» **STATED GOAL**
Pick out each line with the word "Promoción" from the material that follows.

» **ENTRIES PROVIDED**
______________________________
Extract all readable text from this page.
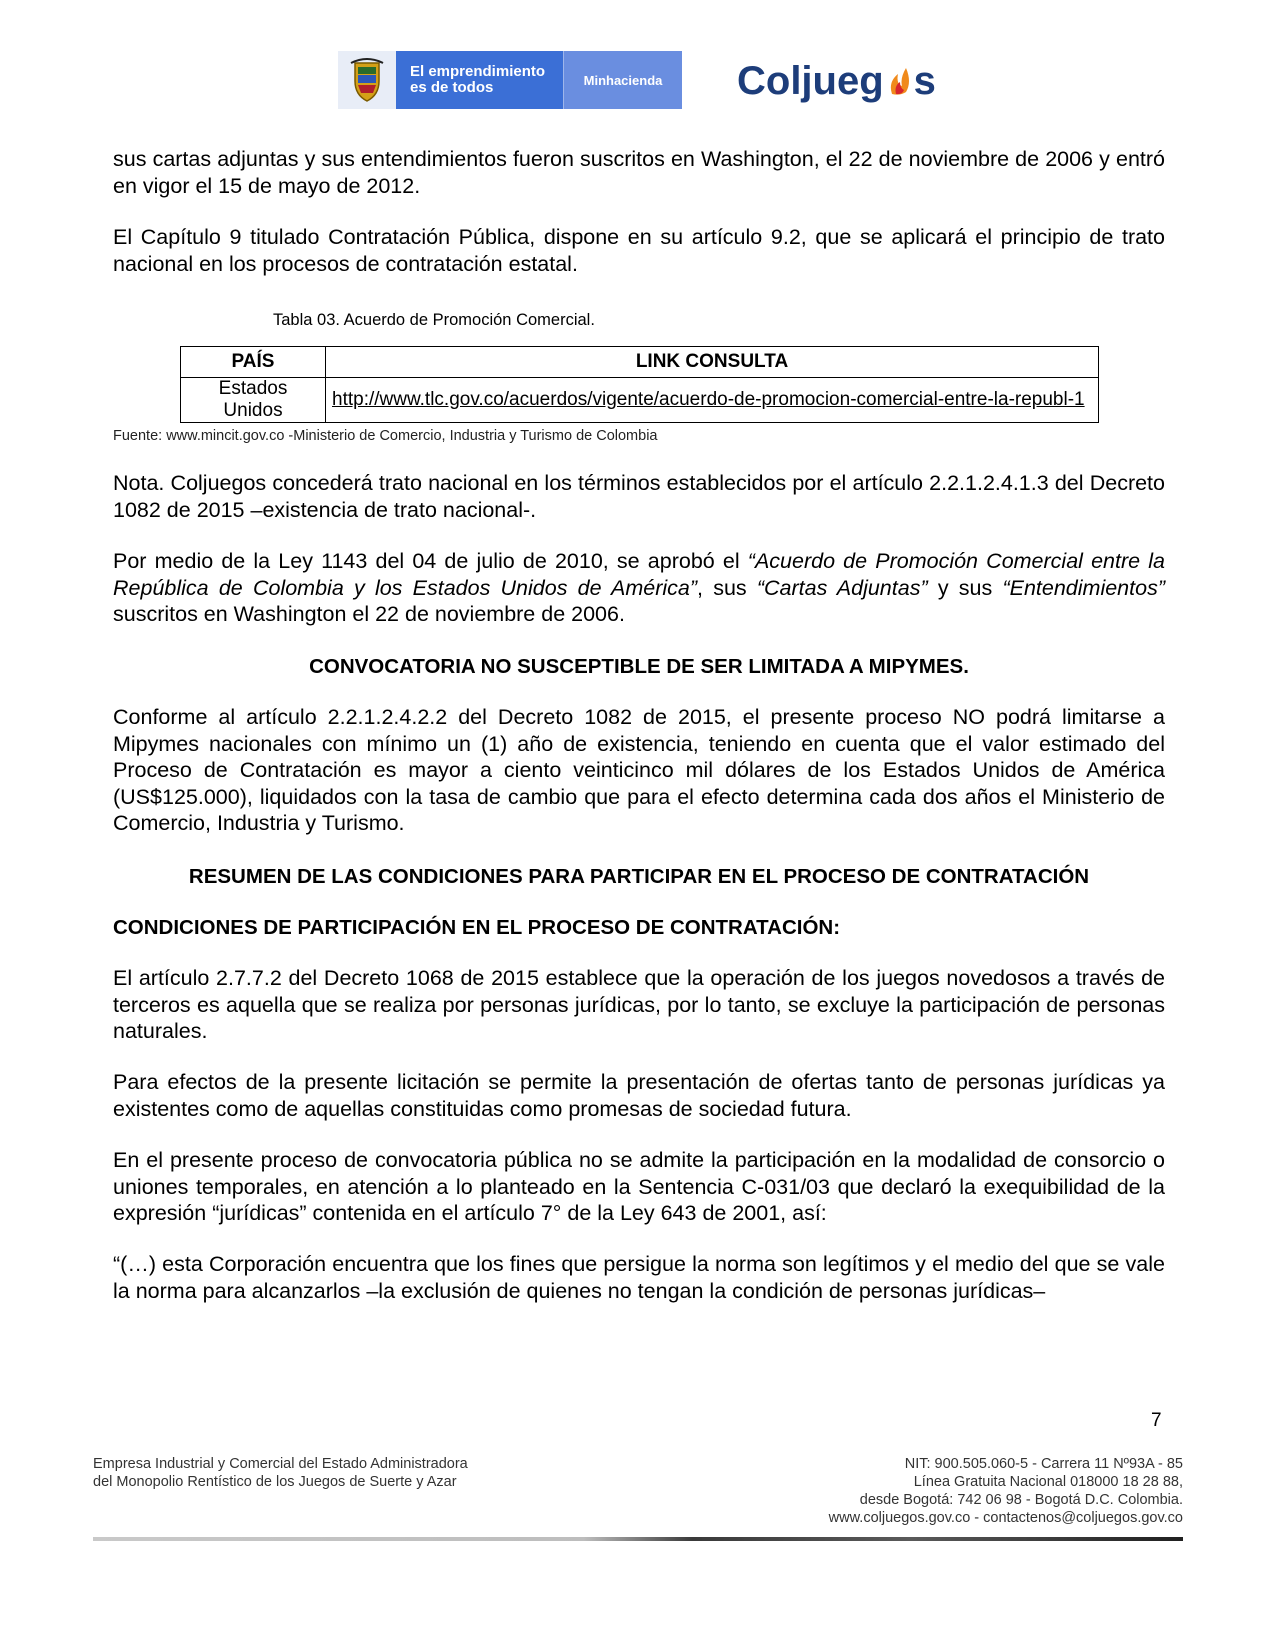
El emprendimiento
es de todos	Minhacienda	Coljueg s
sus cartas adjuntas y sus entendimientos fueron suscritos en Washington, el 22 de noviembre de 2006 y entró en vigor el 15 de mayo de 2012.
El Capítulo 9 titulado Contratación Pública, dispone en su artículo 9.2, que se aplicará el principio de trato nacional en los procesos de contratación estatal.
Tabla 03. Acuerdo de Promoción Comercial.
PAÍS	LINK CONSULTA
Estados Unidos	http://www.tlc.gov.co/acuerdos/vigente/acuerdo-de-promocion-comercial-entre-la-republ-1
Fuente: www.mincit.gov.co -Ministerio de Comercio, Industria y Turismo de Colombia
Nota. Coljuegos concederá trato nacional en los términos establecidos por el artículo 2.2.1.2.4.1.3 del Decreto 1082 de 2015 –existencia de trato nacional-.
Por medio de la Ley 1143 del 04 de julio de 2010, se aprobó el “Acuerdo de Promoción Comercial entre la República de Colombia y los Estados Unidos de América”, sus “Cartas Adjuntas” y sus “Entendimientos” suscritos en Washington el 22 de noviembre de 2006.
CONVOCATORIA NO SUSCEPTIBLE DE SER LIMITADA A MIPYMES.
Conforme al artículo 2.2.1.2.4.2.2 del Decreto 1082 de 2015, el presente proceso NO podrá limitarse a Mipymes nacionales con mínimo un (1) año de existencia, teniendo en cuenta que el valor estimado del Proceso de Contratación es mayor a ciento veinticinco mil dólares de los Estados Unidos de América (US$125.000), liquidados con la tasa de cambio que para el efecto determina cada dos años el Ministerio de Comercio, Industria y Turismo.
RESUMEN DE LAS CONDICIONES PARA PARTICIPAR EN EL PROCESO DE CONTRATACIÓN
CONDICIONES DE PARTICIPACIÓN EN EL PROCESO DE CONTRATACIÓN:
El artículo 2.7.7.2 del Decreto 1068 de 2015 establece que la operación de los juegos novedosos a través de terceros es aquella que se realiza por personas jurídicas, por lo tanto, se excluye la participación de personas naturales.
Para efectos de la presente licitación se permite la presentación de ofertas tanto de personas jurídicas ya existentes como de aquellas constituidas como promesas de sociedad futura.
En el presente proceso de convocatoria pública no se admite la participación en la modalidad de consorcio o uniones temporales, en atención a lo planteado en la Sentencia C-031/03 que declaró la exequibilidad de la expresión “jurídicas” contenida en el artículo 7° de la Ley 643 de 2001, así:
“(…) esta Corporación encuentra que los fines que persigue la norma son legítimos y el medio del que se vale la norma para alcanzarlos –la exclusión de quienes no tengan la condición de personas jurídicas–
7
Empresa Industrial y Comercial del Estado Administradora
del Monopolio Rentístico de los Juegos de Suerte y Azar
NIT: 900.505.060-5 - Carrera 11 Nº93A - 85
Línea Gratuita Nacional 018000 18 28 88,
desde Bogotá: 742 06 98 - Bogotá D.C. Colombia.
www.coljuegos.gov.co - contactenos@coljuegos.gov.co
______________________________
» **EXERCISE ANSWER**
Tabla 03. Acuerdo de Promoción Comercial.
Por medio de la Ley 1143 del 04 de julio de 2010, se aprobó el “Acuerdo de Promoción Comercial entre la República de Colombia y los Estados Unidos de América”, sus “Cartas Adjuntas” y sus “Entendimientos” suscritos en Washington el 22 de noviembre de 2006.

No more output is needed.